** Start of DATA FOR PROCESSING **

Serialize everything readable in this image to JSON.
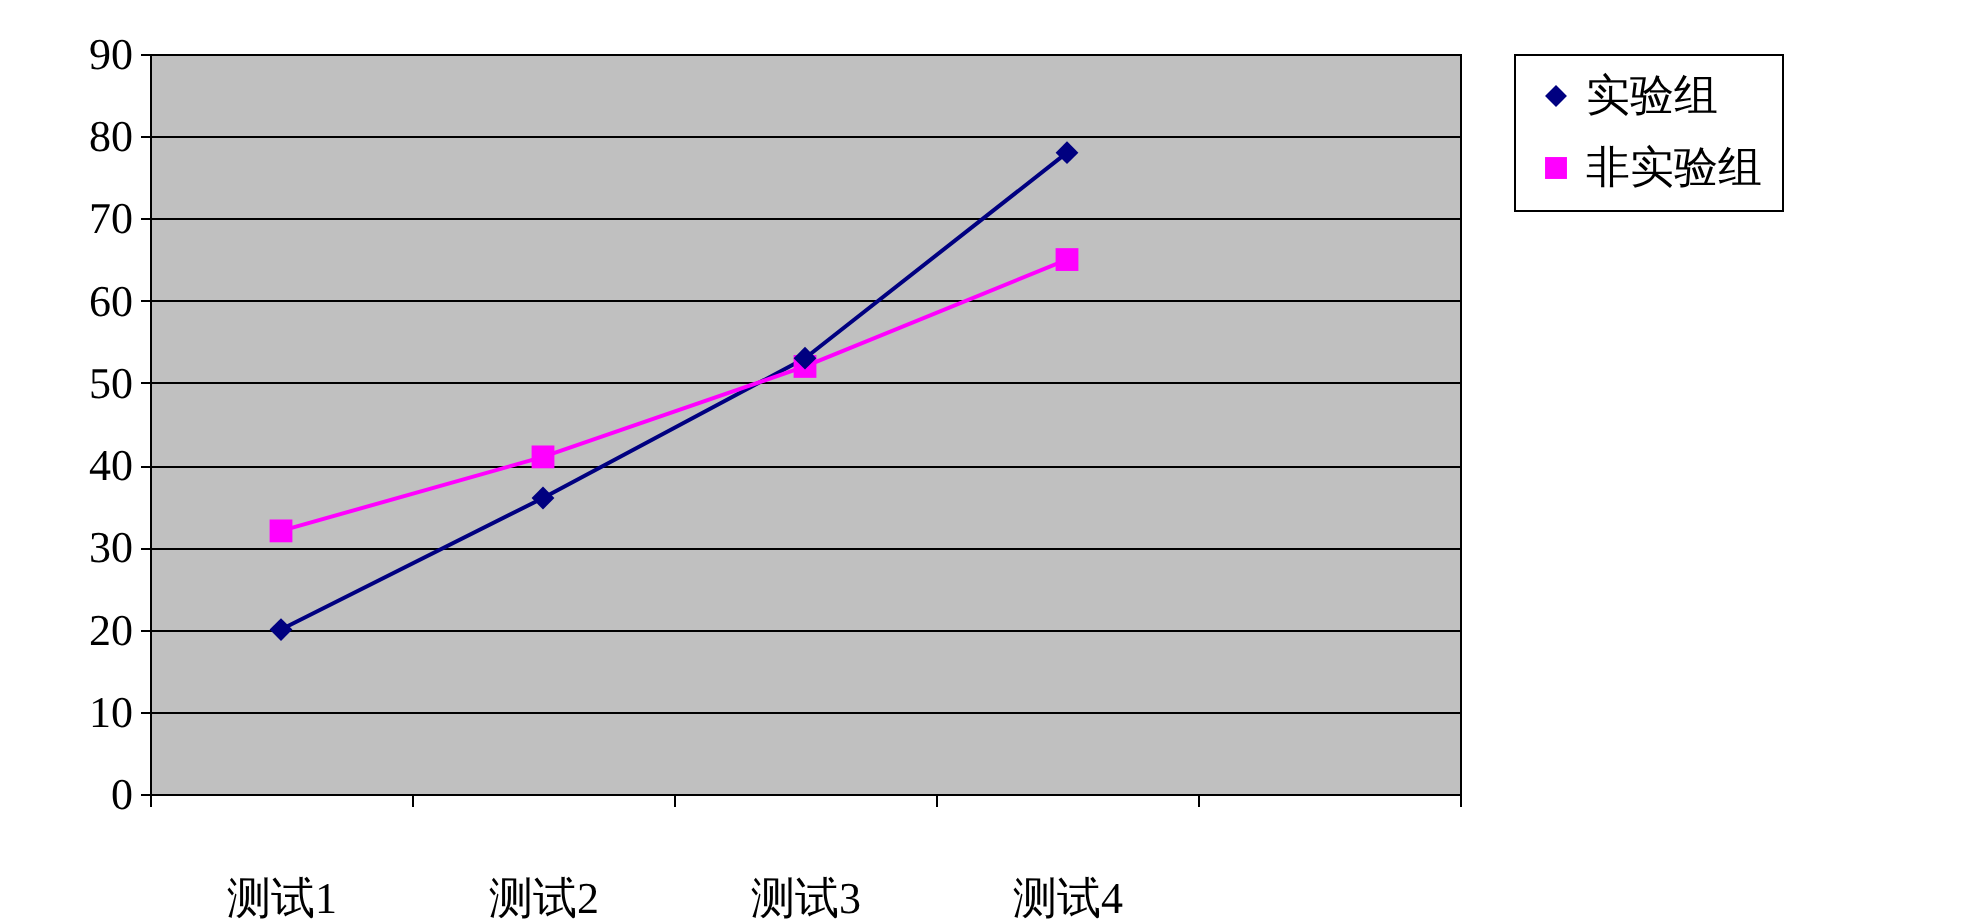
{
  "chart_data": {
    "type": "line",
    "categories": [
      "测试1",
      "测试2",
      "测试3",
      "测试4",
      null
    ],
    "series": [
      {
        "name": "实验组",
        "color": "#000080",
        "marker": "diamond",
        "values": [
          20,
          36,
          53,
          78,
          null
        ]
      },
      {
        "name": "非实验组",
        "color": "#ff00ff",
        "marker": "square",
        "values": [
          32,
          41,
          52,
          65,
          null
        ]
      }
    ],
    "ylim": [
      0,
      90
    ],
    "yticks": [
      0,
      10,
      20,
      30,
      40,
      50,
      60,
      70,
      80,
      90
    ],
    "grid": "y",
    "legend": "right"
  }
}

** End of DATA FOR PROCESSING **

PROBLEM TO WORK ON: Each entry shown above must be quoted exactly, with its pictures left out.

RESPONSE BELOW:
Serialize everything readable in this image to JSON.
{
  "chart_data": {
    "type": "line",
    "categories": [
      "测试1",
      "测试2",
      "测试3",
      "测试4",
      null
    ],
    "series": [
      {
        "name": "实验组",
        "color": "#000080",
        "marker": "diamond",
        "values": [
          20,
          36,
          53,
          78,
          null
        ]
      },
      {
        "name": "非实验组",
        "color": "#ff00ff",
        "marker": "square",
        "values": [
          32,
          41,
          52,
          65,
          null
        ]
      }
    ],
    "ylim": [
      0,
      90
    ],
    "yticks": [
      0,
      10,
      20,
      30,
      40,
      50,
      60,
      70,
      80,
      90
    ],
    "grid": "y",
    "legend": "right"
  }
}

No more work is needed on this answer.